• **Raw records**:

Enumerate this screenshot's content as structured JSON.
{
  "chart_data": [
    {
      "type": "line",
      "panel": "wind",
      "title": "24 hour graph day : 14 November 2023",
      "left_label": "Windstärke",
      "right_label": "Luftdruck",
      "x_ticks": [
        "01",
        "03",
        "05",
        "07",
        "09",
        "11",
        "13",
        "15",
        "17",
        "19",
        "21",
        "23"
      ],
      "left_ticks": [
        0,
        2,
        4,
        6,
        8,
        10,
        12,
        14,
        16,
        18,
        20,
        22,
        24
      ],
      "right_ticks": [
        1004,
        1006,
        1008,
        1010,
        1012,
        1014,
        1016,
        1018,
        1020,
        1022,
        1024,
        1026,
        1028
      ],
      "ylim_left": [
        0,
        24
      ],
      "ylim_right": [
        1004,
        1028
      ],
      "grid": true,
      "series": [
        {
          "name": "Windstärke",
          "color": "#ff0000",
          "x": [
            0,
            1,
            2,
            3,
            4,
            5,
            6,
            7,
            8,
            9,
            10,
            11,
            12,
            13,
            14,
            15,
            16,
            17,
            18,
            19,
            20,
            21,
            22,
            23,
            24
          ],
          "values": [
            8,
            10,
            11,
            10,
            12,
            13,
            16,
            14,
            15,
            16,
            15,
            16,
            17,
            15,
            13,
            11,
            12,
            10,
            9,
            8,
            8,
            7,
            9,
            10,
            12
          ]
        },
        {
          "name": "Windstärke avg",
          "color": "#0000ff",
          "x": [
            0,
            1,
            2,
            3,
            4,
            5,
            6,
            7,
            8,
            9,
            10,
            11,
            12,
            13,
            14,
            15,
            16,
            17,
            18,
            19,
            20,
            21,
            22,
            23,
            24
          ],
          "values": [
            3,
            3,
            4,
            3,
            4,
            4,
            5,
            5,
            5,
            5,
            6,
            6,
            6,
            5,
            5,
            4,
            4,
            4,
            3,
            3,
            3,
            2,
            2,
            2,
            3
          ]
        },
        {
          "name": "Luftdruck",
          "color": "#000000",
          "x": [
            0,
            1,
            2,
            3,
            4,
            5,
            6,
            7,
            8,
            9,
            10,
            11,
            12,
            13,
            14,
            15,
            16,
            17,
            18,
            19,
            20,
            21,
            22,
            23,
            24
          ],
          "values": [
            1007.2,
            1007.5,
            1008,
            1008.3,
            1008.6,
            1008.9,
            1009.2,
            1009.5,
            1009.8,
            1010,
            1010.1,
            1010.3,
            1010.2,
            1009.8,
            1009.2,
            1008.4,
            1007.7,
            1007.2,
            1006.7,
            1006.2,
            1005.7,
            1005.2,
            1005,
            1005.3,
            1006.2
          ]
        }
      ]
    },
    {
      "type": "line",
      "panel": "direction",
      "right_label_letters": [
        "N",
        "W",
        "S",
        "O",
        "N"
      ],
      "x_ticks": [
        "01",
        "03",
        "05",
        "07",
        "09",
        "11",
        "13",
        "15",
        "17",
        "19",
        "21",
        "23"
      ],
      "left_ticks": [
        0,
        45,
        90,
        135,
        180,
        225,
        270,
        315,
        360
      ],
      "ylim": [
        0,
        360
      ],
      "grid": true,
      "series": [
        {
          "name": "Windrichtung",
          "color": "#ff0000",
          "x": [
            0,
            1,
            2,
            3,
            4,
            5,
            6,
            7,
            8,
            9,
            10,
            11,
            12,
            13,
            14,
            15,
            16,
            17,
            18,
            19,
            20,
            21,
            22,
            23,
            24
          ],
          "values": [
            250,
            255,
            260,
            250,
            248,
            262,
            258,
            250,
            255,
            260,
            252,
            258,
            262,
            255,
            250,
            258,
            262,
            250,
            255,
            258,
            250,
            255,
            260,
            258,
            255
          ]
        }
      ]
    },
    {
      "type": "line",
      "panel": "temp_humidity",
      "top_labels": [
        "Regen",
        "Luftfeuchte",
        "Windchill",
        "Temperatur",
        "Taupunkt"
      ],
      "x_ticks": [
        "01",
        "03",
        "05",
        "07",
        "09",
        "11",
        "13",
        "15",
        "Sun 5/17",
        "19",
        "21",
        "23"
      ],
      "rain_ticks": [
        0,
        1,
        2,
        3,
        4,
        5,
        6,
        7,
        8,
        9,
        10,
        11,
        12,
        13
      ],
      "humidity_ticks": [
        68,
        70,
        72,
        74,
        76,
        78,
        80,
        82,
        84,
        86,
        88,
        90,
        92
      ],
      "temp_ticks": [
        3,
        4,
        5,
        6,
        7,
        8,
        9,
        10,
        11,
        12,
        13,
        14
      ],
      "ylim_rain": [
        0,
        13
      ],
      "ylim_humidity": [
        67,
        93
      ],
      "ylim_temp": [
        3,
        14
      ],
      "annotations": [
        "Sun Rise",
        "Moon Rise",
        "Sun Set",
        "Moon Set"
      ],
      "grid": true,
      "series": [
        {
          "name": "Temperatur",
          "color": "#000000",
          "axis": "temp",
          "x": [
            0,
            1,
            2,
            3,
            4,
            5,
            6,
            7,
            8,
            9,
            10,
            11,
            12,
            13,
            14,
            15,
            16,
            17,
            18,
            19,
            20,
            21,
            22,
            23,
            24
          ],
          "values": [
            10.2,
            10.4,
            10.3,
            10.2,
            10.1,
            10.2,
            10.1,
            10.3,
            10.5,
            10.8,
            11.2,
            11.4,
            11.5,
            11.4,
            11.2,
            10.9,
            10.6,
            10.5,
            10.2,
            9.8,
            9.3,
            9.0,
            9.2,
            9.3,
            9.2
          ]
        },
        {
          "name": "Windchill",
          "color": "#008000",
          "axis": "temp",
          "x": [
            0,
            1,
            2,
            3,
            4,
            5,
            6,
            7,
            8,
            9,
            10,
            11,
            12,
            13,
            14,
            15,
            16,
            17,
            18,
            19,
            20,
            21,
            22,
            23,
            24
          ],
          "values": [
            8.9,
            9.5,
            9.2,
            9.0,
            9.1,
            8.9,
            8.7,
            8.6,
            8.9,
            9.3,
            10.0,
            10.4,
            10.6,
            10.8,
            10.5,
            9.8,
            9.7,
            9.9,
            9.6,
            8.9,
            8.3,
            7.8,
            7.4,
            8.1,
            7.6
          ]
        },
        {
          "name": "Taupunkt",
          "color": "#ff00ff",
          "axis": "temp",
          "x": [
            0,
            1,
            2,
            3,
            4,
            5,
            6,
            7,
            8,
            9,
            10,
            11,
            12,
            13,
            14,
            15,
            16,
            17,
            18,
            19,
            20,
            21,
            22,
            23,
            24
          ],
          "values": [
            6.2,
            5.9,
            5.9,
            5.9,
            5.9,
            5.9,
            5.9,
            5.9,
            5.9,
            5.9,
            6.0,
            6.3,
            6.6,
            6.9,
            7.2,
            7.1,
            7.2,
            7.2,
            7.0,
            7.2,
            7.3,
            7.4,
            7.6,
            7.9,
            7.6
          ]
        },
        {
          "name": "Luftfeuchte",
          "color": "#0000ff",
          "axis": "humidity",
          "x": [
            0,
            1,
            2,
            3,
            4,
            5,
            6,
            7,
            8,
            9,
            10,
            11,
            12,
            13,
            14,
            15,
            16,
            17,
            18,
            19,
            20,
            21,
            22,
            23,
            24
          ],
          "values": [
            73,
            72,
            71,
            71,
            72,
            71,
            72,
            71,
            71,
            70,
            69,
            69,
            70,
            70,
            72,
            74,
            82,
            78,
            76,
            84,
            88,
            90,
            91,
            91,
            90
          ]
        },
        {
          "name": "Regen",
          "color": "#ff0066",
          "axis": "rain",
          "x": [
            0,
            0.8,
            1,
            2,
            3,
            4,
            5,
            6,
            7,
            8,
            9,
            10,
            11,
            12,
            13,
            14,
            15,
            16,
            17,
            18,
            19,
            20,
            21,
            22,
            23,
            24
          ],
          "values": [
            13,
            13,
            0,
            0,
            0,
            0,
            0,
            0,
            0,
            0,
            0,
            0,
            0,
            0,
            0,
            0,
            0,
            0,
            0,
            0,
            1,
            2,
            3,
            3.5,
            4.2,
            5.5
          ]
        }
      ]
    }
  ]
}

• **Your task**:
Each line in the data that holds the string "panel" should be found and copied.

• **Written reply**:
      "panel": "wind",
      "panel": "direction",
      "panel": "temp_humidity",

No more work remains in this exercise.